[START Document passage]

The physical body of Mondrook resident Bronwyn Ellis houses a wild and artistic soul.
She belongs outdoors, and by day she has a job that seems designed for her – traipsing softly, albeit in work boots, in the forests of the Mid North Coast as an ecologist for the Forestry Corporation.
“I’ve always loved nature, and I was able to find a position that allowed me to be part of nature and to do surveys and enjoy a lot of species that others don’t get to see,” Bronwyn says.
The days she is not working, she’s travelling the far reaches of the globe in the quest for the perfect photograph of extreme cold climate animal inhabitants. And if she’s not travelling, she’s busy dreaming about her next adventure and making plans.
Bronwyn is making a name for herself in the amateur photography world, recently winning third place in the wildlife category of the Australian Photography magazine’s 2017 Australian Photographer of the Year competition, for a series of photographs of Alaskan brown bears.
For a wild mother bear to lay down in front of you and feel comfortable enough with your presence to nurse her spring cubs is so beyond words.- Bronwyn Ellis
This is the third year in a row Bronwyn has entered the competition. She has placed in the top 10 each of those three years, with her placings growing higher each time. The first year she submitted a portfolio of bear photos, and came ninth. The second year she submitted photos of Arctic foxes.

[END Document passage]

→ Instructions for the task
Edit the profile of Bronwyn Ellis between "For a wild mother" and "of Arctic foxes.", inclusive, so that "collection" replaces "portfolio". The records are not needed for anything here.

[START Recorded information]

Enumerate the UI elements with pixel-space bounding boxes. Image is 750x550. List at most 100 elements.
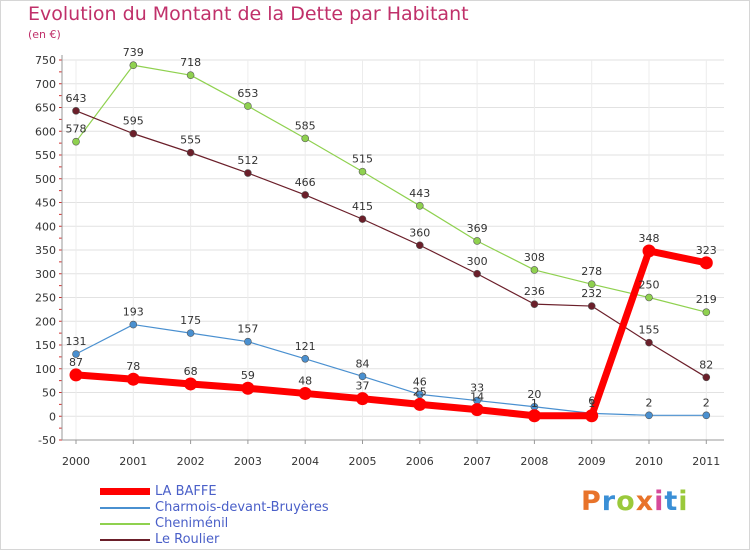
axes: 7507006506005505004504003503002502001501… [35,54,724,468]
data-point [642,244,656,258]
data-label: 2 [703,396,710,409]
data-point [69,368,83,382]
data-label: 193 [123,306,144,319]
data-point [702,308,711,317]
legend-swatch [100,507,150,509]
data-point [527,409,541,423]
x-tick-label: 2008 [520,455,548,468]
data-point [298,386,312,400]
data-point [244,169,252,177]
data-point [244,102,252,110]
y-tick-label: -50 [38,434,56,447]
x-tick-label: 2007 [463,455,491,468]
data-label: 300 [467,255,488,268]
series-line-3 [72,247,710,420]
data-label: 653 [237,87,258,100]
data-point [587,302,596,310]
data-label: 6 [588,394,595,407]
data-point [129,129,138,138]
data-label: 78 [126,360,140,373]
logo-letter: r [601,486,617,517]
x-tick-label: 2009 [578,455,606,468]
data-label: 121 [295,340,316,353]
x-tick-label: 2011 [692,455,720,468]
data-label: 48 [298,374,312,387]
data-label: 46 [413,375,427,388]
data-label: 739 [123,46,144,59]
data-point [645,338,653,347]
legend-swatch [100,488,150,495]
y-tick-label: 150 [35,339,56,352]
unit-label: (en €) [28,28,61,41]
data-point [645,293,653,302]
data-point [129,61,138,70]
data-label: 308 [524,251,545,264]
data-point [699,256,713,270]
x-tick-label: 2001 [119,455,147,468]
y-tick-label: 200 [35,315,56,328]
data-point [645,411,653,420]
data-label: 82 [699,358,713,371]
data-point [301,354,310,363]
data-label: 131 [66,335,87,348]
legend-item-charmois: Charmois-devant-Bruyères [100,500,360,516]
x-tick-label: 2005 [349,455,377,468]
y-tick-label: 400 [35,220,56,233]
data-label: 585 [295,119,316,132]
data-point [186,148,195,157]
data-label: 25 [413,385,427,398]
data-point [129,320,138,329]
data-label: 236 [524,285,545,298]
data-label: 1 [531,397,538,410]
series-line-2 [75,323,707,416]
y-tick-label: 450 [35,197,56,210]
data-label: 37 [356,380,370,393]
legend-item-le-roulier: Le Roulier [100,532,360,548]
x-tick-label: 2010 [635,455,663,468]
data-label: 59 [241,369,255,382]
data-point [186,71,195,79]
y-tick-label: 300 [35,268,56,281]
data-label: 68 [184,365,198,378]
y-tick-label: 0 [49,410,56,423]
data-labels: 5787397186535855154433693082782502196435… [66,46,717,410]
data-label: 415 [352,200,373,213]
data-label: 2 [646,396,653,409]
y-tick-label: 550 [35,149,56,162]
data-label: 20 [527,388,541,401]
data-label: 157 [237,323,258,336]
data-point [530,266,539,274]
data-point [356,392,369,406]
data-point [72,107,80,115]
data-label: 1 [588,397,595,410]
logo-letter: P [581,486,602,517]
data-label: 512 [237,154,258,167]
y-tick-label: 250 [35,292,56,305]
y-tick-label: 650 [35,102,56,115]
data-point [473,269,481,278]
legend-label: Le Roulier [155,532,220,547]
data-label: 348 [639,232,660,245]
legend: LA BAFFE Charmois-devant-Bruyères Chenim… [100,484,360,548]
data-point [241,381,255,395]
data-label: 232 [581,287,602,300]
series-line-1 [75,110,707,378]
data-label: 443 [409,187,430,200]
data-point [126,372,140,386]
y-tick-label: 50 [42,387,56,400]
data-point [470,403,484,417]
data-point [184,377,198,391]
data-point [415,241,424,250]
legend-swatch [100,523,150,525]
data-point [244,337,252,346]
data-label: 360 [409,226,430,239]
data-point [413,397,427,411]
y-tick-label: 100 [35,363,56,376]
legend-label: Cheniménil [155,516,229,531]
x-tick-label: 2003 [234,455,262,468]
x-tick-label: 2006 [406,455,434,468]
data-label: 555 [180,134,201,147]
data-label: 250 [639,279,660,292]
logo-letter: x [635,486,655,517]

[END Recorded information]

→ Written answer
For a wild mother bear to lay down in front of you and feel comfortable enough with your presence to nurse her spring cubs is so beyond words.- Bronwyn Ellis
This is the third year in a row Bronwyn has entered the competition. She has placed in the top 10 each of those three years, with her placings growing higher each time. The first year she submitted a collection of bear photos, and came ninth. The second year she submitted photos of Arctic foxes.